Given instruction: Compile every line that includes the word "Output".

Data in this exercise:
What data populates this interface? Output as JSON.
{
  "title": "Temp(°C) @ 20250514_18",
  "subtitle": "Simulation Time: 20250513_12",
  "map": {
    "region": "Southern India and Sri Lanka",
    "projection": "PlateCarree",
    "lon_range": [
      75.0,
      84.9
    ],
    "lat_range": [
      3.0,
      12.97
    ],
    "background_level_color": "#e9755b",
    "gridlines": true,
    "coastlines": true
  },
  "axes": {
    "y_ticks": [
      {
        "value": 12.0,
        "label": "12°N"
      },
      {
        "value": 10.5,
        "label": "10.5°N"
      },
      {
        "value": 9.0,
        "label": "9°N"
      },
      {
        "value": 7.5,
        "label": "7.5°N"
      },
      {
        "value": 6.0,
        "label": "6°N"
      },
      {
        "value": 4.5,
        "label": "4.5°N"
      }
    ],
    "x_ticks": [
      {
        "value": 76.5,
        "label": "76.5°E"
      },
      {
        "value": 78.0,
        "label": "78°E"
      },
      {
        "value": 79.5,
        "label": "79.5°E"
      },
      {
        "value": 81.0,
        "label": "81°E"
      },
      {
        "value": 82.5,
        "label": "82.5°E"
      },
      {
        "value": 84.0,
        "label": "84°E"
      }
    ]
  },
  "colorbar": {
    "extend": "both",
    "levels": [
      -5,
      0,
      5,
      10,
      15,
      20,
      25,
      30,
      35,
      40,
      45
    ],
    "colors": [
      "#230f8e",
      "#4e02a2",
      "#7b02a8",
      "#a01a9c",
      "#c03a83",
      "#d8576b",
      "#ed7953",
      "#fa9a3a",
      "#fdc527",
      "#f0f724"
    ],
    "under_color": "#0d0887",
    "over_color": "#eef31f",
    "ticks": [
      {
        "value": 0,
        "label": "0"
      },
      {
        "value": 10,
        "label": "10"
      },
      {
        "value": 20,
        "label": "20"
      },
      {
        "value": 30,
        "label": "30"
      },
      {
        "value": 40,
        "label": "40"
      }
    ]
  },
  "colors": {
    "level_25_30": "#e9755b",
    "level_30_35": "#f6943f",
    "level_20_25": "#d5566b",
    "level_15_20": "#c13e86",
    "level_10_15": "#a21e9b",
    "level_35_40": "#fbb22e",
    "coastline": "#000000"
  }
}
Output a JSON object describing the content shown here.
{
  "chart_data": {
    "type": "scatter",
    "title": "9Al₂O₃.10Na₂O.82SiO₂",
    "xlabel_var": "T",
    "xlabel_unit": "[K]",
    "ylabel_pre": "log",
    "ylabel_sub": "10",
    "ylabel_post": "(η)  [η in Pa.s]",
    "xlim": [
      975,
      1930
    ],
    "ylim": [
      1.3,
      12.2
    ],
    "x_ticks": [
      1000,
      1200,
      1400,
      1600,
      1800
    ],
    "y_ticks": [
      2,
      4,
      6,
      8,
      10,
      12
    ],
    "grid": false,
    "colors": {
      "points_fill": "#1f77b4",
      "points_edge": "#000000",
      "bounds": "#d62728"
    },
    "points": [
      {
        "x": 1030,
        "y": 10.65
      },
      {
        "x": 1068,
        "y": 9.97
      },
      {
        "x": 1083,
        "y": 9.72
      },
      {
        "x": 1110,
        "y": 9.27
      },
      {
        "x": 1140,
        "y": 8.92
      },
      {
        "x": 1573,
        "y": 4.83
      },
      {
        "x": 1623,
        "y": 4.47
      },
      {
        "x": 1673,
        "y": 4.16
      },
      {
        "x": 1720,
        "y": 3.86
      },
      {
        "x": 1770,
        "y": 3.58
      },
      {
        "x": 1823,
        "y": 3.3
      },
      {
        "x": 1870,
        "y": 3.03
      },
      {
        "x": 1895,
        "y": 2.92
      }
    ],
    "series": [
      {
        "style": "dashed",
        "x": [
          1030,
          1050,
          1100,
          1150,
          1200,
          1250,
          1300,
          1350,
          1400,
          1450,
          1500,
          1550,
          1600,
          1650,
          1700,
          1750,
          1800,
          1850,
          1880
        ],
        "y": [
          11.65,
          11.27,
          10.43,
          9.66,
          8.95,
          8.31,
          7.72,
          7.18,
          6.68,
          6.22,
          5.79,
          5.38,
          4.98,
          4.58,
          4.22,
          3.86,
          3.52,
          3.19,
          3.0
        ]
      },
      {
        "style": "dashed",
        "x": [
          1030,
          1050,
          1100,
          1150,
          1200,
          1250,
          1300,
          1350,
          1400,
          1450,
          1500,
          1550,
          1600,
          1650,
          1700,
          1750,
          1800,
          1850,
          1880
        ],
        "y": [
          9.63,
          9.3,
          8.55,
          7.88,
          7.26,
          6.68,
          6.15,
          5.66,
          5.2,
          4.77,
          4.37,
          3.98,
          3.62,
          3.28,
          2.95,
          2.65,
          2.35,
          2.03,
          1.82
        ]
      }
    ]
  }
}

Response:
What data populates this interface? Output as JSON.
Output a JSON object describing the content shown here.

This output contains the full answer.